= THE EXERCISE =
Look for the string "wyświetlić" in every line, and copy each line that has it.
□ □ □ □ □
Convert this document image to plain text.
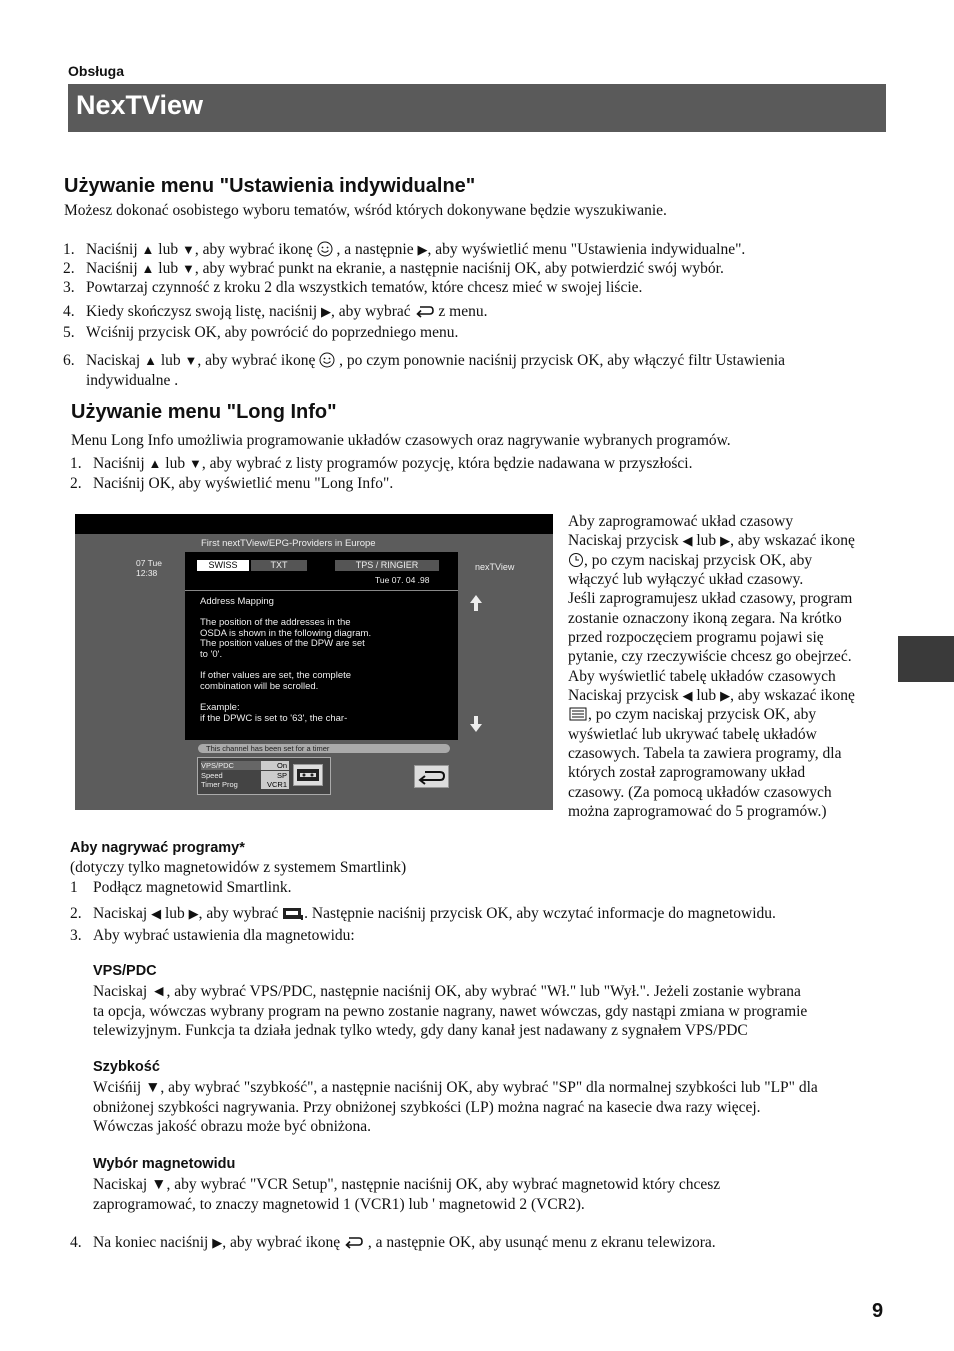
Obsługa
NexTView
Używanie menu "Ustawienia indywidualne"
Możesz dokonać osobistego wyboru tematów, wśród których dokonywane będzie wyszukiwanie.
1. Naciśnij ▲ lub ▼, aby wybrać ikonę , a następnie ▶, aby wyświetlić menu "Ustawienia indywidualne".
2. Naciśnij ▲ lub ▼, aby wybrać punkt na ekranie, a następnie naciśnij OK, aby potwierdzić swój wybór.
3. Powtarzaj czynność z kroku 2 dla wszystkich tematów, które chcesz mieć w swojej liście.
4. Kiedy skończysz swoją listę, naciśnij ▶, aby wybrać z menu.
5. Wciśnij przycisk OK, aby powrócić do poprzedniego menu.
6. Naciskaj ▲ lub ▼, aby wybrać ikonę , po czym ponownie naciśnij przycisk OK, aby włączyć filtr Ustawienia
indywidualne .
Używanie menu "Long Info"
Menu Long Info umożliwia programowanie układów czasowych oraz nagrywanie wybranych programów.
1. Naciśnij ▲ lub ▼, aby wybrać z listy programów pozycję, która będzie nadawana w przyszłości.
2. Naciśnij OK, aby wyświetlić menu "Long Info".
First nextTView/EPG-Providers in Europe
07 Tue
12:38
SWISS	TXT	TPS / RINGIER
Tue 07. 04 .98
nexTView
Address Mapping
The position of the addresses in the
OSDA is shown in the following diagram.
The position values of the DPW are set
to '0'.
If other values are set, the complete
combination will be scrolled.
Example:
if the DPWC is set to '63', the char-
This channel has been set for a timer
VPS/PDC	On
Speed	SP
Timer Prog	VCR1
Aby zaprogramować układ czasowy
Naciskaj przycisk ◀ lub ▶, aby wskazać ikonę
, po czym naciskaj przycisk OK, aby
włączyć lub wyłączyć układ czasowy.
Jeśli zaprogramujesz układ czasowy, program
zostanie oznaczony ikoną zegara. Na krótko
przed rozpoczęciem programu pojawi się
pytanie, czy rzeczywiście chcesz go obejrzeć.
Aby wyświetlić tabelę układów czasowych
Naciskaj przycisk ◀ lub ▶, aby wskazać ikonę
, po czym naciskaj przycisk OK, aby
wyświetlać lub ukrywać tabelę układów
czasowych. Tabela ta zawiera programy, dla
których został zaprogramowany układ
czasowy. (Za pomocą układów czasowych
można zaprogramować do 5 programów.)
Aby nagrywać programy*
(dotyczy tylko magnetowidów z systemem Smartlink)
1 Podłącz magnetowid Smartlink.
2. Naciskaj ◀ lub ▶, aby wybrać . Następnie naciśnij przycisk OK, aby wczytać informacje do magnetowidu.
3. Aby wybrać ustawienia dla magnetowidu:
VPS/PDC
Naciskaj ◄, aby wybrać VPS/PDC, następnie naciśnij OK, aby wybrać "Wł." lub "Wył.". Jeżeli zostanie wybrana
ta opcja, wówczas wybrany program na pewno zostanie nagrany, nawet wówczas, gdy nastąpi zmiana w programie
telewizyjnym. Funkcja ta działa jednak tylko wtedy, gdy dany kanał jest nadawany z sygnałem VPS/PDC
Szybkość
Wciśńij ▼, aby wybrać "szybkość", a następnie naciśnij OK, aby wybrać "SP" dla normalnej szybkości lub "LP" dla
obniżonej szybkości nagrywania. Przy obniżonej szybkości (LP) można nagrać na kasecie dwa razy więcej.
Wówczas jakość obrazu może być obniżona.
Wybór magnetowidu
Naciskaj ▼, aby wybrać "VCR Setup", następnie naciśnij OK, aby wybrać magnetowid który chcesz
zaprogramować, to znaczy magnetowid 1 (VCR1) lub ' magnetowid 2 (VCR2).
4. Na koniec naciśnij ▶, aby wybrać ikonę , a następnie OK, aby usunąć menu z ekranu telewizora.
9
□ □ □ □ □
= SOLUTION TO THE EXERCISE =
1. Naciśnij ▲ lub ▼, aby wybrać ikonę , a następnie ▶, aby wyświetlić menu "Ustawienia indywidualne".
2. Naciśnij OK, aby wyświetlić menu "Long Info".
Aby wyświetlić tabelę układów czasowych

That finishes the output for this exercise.